→ **What is being asked**: Copy all lines holding the word "evidenze" from the entries.

→ **Given entries**:
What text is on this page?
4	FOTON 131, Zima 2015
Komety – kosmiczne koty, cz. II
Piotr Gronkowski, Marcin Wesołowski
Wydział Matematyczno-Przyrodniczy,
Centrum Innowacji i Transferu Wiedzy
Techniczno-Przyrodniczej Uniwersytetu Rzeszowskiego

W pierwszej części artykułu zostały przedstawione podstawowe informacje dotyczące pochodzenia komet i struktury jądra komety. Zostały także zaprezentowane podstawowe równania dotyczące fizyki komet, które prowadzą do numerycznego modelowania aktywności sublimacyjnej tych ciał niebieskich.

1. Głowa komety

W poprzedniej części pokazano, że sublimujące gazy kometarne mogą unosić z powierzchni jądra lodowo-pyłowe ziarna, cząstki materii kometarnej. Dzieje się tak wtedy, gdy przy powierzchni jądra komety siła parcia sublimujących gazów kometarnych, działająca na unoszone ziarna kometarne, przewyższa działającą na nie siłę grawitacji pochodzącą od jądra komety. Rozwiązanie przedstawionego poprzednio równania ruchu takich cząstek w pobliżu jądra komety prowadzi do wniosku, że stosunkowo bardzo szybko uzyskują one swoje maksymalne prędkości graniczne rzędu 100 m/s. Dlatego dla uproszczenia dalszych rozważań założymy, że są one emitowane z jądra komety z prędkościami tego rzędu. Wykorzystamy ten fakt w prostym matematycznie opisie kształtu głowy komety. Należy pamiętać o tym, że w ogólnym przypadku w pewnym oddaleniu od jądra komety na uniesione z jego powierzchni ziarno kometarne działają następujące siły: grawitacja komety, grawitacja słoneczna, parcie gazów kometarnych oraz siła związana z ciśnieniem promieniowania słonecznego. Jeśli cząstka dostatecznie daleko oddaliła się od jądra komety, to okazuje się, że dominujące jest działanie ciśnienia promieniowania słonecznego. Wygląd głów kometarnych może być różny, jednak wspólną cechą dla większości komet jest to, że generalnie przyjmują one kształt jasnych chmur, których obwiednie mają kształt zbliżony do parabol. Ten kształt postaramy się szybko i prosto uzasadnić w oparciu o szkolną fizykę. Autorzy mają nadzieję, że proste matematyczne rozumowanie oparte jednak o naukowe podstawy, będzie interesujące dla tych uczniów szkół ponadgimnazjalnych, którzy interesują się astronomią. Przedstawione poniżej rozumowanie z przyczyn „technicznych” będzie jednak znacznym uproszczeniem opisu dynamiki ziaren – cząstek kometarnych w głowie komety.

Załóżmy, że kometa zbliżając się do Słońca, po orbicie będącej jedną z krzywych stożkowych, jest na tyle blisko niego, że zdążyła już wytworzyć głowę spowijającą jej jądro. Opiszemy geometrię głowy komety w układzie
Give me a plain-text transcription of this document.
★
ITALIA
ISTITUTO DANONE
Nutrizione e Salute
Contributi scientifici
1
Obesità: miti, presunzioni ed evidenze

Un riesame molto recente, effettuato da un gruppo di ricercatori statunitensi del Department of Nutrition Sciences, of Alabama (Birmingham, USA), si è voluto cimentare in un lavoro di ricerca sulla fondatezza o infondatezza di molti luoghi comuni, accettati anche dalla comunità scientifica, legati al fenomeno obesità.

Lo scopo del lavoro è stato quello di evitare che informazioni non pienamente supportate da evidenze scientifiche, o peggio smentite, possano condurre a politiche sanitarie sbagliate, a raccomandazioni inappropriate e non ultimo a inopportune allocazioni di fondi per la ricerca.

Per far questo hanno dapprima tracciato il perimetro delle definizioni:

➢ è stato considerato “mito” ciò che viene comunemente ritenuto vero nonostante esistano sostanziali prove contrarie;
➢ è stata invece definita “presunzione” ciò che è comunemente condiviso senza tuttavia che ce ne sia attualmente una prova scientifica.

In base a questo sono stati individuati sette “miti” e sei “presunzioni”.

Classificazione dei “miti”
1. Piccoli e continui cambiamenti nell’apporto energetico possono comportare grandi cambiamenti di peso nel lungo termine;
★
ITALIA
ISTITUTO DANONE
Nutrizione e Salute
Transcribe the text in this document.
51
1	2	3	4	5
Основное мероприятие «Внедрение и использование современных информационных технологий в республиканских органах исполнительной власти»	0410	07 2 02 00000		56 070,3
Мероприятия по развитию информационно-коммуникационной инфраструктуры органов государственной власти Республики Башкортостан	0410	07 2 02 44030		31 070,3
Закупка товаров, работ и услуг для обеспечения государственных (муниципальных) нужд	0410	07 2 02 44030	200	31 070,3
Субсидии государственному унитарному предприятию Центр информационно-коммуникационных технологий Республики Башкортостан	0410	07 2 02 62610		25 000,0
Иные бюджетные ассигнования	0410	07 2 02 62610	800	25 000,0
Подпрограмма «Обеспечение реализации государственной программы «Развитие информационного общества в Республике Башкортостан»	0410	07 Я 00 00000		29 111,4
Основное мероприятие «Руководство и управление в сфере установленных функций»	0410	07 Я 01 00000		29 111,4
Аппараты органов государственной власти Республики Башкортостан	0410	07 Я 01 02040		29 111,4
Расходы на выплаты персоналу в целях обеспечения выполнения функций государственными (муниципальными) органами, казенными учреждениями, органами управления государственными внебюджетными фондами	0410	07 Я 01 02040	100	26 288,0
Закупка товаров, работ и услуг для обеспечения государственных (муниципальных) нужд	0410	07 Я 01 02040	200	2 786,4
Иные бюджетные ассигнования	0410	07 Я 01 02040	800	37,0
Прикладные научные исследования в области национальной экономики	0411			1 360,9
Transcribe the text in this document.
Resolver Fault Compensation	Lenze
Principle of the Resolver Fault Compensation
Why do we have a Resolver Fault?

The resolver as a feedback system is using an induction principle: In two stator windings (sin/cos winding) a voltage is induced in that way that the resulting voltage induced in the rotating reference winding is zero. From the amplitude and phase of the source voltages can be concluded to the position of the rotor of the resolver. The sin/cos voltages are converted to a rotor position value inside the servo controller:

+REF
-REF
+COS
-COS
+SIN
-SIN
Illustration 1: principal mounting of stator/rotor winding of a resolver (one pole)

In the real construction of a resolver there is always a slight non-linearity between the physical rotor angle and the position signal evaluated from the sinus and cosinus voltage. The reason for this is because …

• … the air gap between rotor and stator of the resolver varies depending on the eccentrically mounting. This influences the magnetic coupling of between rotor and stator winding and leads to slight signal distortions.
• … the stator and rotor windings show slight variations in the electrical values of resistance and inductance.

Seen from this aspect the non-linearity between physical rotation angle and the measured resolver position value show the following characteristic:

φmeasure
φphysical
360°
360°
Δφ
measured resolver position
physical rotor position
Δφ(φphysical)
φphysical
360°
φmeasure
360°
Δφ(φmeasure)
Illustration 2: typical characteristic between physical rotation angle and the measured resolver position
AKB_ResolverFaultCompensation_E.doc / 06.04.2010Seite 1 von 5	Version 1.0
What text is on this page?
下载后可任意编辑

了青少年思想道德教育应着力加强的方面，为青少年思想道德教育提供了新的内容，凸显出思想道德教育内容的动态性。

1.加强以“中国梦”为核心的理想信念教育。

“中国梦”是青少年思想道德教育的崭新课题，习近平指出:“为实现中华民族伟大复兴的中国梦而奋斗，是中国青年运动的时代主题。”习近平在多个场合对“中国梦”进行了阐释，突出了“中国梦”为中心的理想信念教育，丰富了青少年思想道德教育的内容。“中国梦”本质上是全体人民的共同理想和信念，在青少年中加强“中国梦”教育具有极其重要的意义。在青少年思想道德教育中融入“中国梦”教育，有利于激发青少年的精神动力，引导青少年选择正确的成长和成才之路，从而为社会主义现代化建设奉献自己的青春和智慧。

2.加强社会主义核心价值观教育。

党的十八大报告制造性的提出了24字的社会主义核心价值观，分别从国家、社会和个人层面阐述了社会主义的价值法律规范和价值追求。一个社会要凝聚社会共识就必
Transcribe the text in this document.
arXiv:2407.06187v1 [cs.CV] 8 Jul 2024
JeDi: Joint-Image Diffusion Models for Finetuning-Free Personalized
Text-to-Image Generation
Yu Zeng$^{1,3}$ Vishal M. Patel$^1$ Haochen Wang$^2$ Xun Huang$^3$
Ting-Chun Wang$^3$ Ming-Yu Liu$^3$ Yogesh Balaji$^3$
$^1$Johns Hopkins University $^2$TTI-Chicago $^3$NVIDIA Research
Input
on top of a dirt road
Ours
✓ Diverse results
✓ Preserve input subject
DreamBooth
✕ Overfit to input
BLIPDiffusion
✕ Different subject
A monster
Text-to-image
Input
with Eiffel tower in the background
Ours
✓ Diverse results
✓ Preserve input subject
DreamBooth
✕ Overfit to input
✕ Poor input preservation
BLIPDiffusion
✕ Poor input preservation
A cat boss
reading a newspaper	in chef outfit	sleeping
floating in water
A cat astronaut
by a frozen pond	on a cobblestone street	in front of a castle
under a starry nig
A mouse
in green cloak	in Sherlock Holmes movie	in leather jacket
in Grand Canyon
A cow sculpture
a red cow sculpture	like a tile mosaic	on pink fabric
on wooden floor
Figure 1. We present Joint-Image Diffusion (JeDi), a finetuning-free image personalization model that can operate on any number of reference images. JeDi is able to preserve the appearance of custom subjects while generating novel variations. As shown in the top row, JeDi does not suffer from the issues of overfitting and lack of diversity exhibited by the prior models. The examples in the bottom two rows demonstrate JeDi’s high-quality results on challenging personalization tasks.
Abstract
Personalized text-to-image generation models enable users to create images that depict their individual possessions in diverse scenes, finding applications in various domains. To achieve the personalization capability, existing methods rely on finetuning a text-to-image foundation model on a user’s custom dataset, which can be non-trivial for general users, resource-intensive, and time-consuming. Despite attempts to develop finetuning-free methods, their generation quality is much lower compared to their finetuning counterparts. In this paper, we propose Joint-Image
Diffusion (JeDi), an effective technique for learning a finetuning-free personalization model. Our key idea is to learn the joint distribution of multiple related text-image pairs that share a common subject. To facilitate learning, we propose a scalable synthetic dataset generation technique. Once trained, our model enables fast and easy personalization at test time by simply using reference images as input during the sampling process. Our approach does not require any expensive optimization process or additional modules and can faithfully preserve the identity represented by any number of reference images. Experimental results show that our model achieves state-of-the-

→ **Expected answer**:
Obesità: miti, presunzioni ed evidenze
Lo scopo del lavoro è stato quello di evitare che informazioni non pienamente supportate da evidenze scientifiche, o peggio smentite, possano condurre a politiche sanitarie sbagliate, a raccomandazioni inappropriate e non ultimo a inopportune allocazioni di fondi per la ricerca.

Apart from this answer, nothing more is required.